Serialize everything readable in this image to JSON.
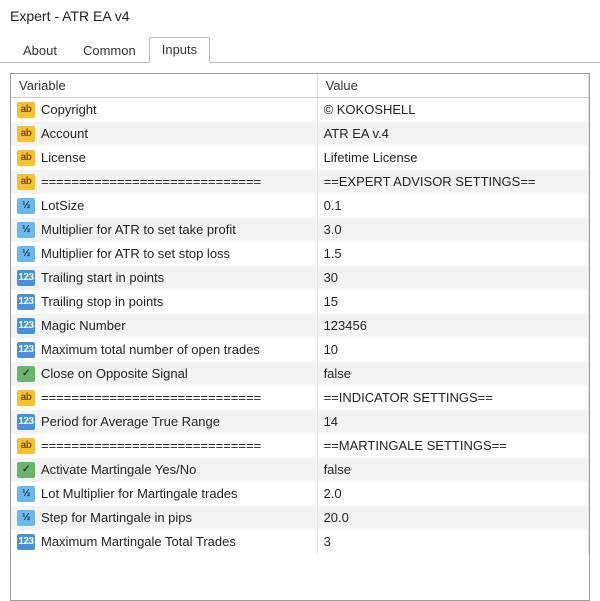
{
  "window": {
    "title": "Expert - ATR EA v4"
  },
  "tabs": [
    {
      "label": "About",
      "active": false
    },
    {
      "label": "Common",
      "active": false
    },
    {
      "label": "Inputs",
      "active": true
    }
  ],
  "columns": {
    "variable": "Variable",
    "value": "Value"
  },
  "iconGlyph": {
    "string": "ab",
    "double": "½",
    "int": "123",
    "bool": "✓"
  },
  "rows": [
    {
      "type": "string",
      "variable": "Copyright",
      "value": "© KOKOSHELL"
    },
    {
      "type": "string",
      "variable": "Account",
      "value": "ATR EA v.4"
    },
    {
      "type": "string",
      "variable": "License",
      "value": "Lifetime License"
    },
    {
      "type": "string",
      "variable": "=============================",
      "value": "==EXPERT ADVISOR SETTINGS=="
    },
    {
      "type": "double",
      "variable": "LotSize",
      "value": "0.1"
    },
    {
      "type": "double",
      "variable": "Multiplier for ATR to set take profit",
      "value": "3.0"
    },
    {
      "type": "double",
      "variable": "Multiplier for ATR to set stop loss",
      "value": "1.5"
    },
    {
      "type": "int",
      "variable": "Trailing start in points",
      "value": "30"
    },
    {
      "type": "int",
      "variable": "Trailing stop in points",
      "value": "15"
    },
    {
      "type": "int",
      "variable": "Magic Number",
      "value": "123456"
    },
    {
      "type": "int",
      "variable": "Maximum total number of open trades",
      "value": "10"
    },
    {
      "type": "bool",
      "variable": "Close on Opposite Signal",
      "value": "false"
    },
    {
      "type": "string",
      "variable": "=============================",
      "value": "==INDICATOR SETTINGS=="
    },
    {
      "type": "int",
      "variable": "Period for Average True Range",
      "value": "14"
    },
    {
      "type": "string",
      "variable": "=============================",
      "value": "==MARTINGALE SETTINGS=="
    },
    {
      "type": "bool",
      "variable": "Activate Martingale Yes/No",
      "value": "false"
    },
    {
      "type": "double",
      "variable": "Lot Multiplier for Martingale trades",
      "value": "2.0"
    },
    {
      "type": "double",
      "variable": "Step for Martingale in pips",
      "value": "20.0"
    },
    {
      "type": "int",
      "variable": "Maximum Martingale Total Trades",
      "value": "3"
    }
  ]
}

> Given task:
Transcribe every record above exactly, leaving out the pictures.

> Expected answer:
Serialize everything readable in this image to JSON.
{
  "window": {
    "title": "Expert - ATR EA v4"
  },
  "tabs": [
    {
      "label": "About",
      "active": false
    },
    {
      "label": "Common",
      "active": false
    },
    {
      "label": "Inputs",
      "active": true
    }
  ],
  "columns": {
    "variable": "Variable",
    "value": "Value"
  },
  "iconGlyph": {
    "string": "ab",
    "double": "½",
    "int": "123",
    "bool": "✓"
  },
  "rows": [
    {
      "type": "string",
      "variable": "Copyright",
      "value": "© KOKOSHELL"
    },
    {
      "type": "string",
      "variable": "Account",
      "value": "ATR EA v.4"
    },
    {
      "type": "string",
      "variable": "License",
      "value": "Lifetime License"
    },
    {
      "type": "string",
      "variable": "=============================",
      "value": "==EXPERT ADVISOR SETTINGS=="
    },
    {
      "type": "double",
      "variable": "LotSize",
      "value": "0.1"
    },
    {
      "type": "double",
      "variable": "Multiplier for ATR to set take profit",
      "value": "3.0"
    },
    {
      "type": "double",
      "variable": "Multiplier for ATR to set stop loss",
      "value": "1.5"
    },
    {
      "type": "int",
      "variable": "Trailing start in points",
      "value": "30"
    },
    {
      "type": "int",
      "variable": "Trailing stop in points",
      "value": "15"
    },
    {
      "type": "int",
      "variable": "Magic Number",
      "value": "123456"
    },
    {
      "type": "int",
      "variable": "Maximum total number of open trades",
      "value": "10"
    },
    {
      "type": "bool",
      "variable": "Close on Opposite Signal",
      "value": "false"
    },
    {
      "type": "string",
      "variable": "=============================",
      "value": "==INDICATOR SETTINGS=="
    },
    {
      "type": "int",
      "variable": "Period for Average True Range",
      "value": "14"
    },
    {
      "type": "string",
      "variable": "=============================",
      "value": "==MARTINGALE SETTINGS=="
    },
    {
      "type": "bool",
      "variable": "Activate Martingale Yes/No",
      "value": "false"
    },
    {
      "type": "double",
      "variable": "Lot Multiplier for Martingale trades",
      "value": "2.0"
    },
    {
      "type": "double",
      "variable": "Step for Martingale in pips",
      "value": "20.0"
    },
    {
      "type": "int",
      "variable": "Maximum Martingale Total Trades",
      "value": "3"
    }
  ]
}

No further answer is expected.